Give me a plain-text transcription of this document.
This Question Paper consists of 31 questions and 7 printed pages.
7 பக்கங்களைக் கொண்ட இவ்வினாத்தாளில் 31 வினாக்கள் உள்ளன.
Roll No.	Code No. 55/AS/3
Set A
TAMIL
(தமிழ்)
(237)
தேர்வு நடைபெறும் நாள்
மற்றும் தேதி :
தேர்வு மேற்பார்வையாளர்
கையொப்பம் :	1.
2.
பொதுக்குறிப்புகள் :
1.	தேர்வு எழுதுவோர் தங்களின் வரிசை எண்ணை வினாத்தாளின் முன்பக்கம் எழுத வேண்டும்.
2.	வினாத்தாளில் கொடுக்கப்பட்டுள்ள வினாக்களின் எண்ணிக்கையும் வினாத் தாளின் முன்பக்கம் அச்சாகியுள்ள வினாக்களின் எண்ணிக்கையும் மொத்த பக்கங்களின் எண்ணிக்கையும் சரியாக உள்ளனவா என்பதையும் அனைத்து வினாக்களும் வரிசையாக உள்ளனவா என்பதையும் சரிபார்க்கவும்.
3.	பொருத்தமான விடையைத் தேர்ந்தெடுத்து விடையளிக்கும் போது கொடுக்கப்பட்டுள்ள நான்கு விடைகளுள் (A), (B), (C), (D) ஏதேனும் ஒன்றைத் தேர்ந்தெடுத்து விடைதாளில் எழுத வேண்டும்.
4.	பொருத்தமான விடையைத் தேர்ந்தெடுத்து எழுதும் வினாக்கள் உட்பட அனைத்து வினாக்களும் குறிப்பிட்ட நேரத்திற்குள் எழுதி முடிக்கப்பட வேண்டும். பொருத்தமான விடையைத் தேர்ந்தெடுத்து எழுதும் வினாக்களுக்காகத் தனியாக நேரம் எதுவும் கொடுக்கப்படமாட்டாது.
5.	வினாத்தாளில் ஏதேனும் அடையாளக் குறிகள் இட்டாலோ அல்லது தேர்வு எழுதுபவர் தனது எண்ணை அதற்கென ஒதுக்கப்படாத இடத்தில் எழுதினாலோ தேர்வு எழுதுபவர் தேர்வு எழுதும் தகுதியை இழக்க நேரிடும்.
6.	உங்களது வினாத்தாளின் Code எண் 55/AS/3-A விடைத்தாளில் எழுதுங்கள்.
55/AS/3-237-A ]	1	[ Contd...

REQUEST: Find the word "Code" in the entries, and copy every line it shows up in.

EXERCISE SOLUTION:
Roll No.	Code No. 55/AS/3
6.	உங்களது வினாத்தாளின் Code எண் 55/AS/3-A விடைத்தாளில் எழுதுங்கள்.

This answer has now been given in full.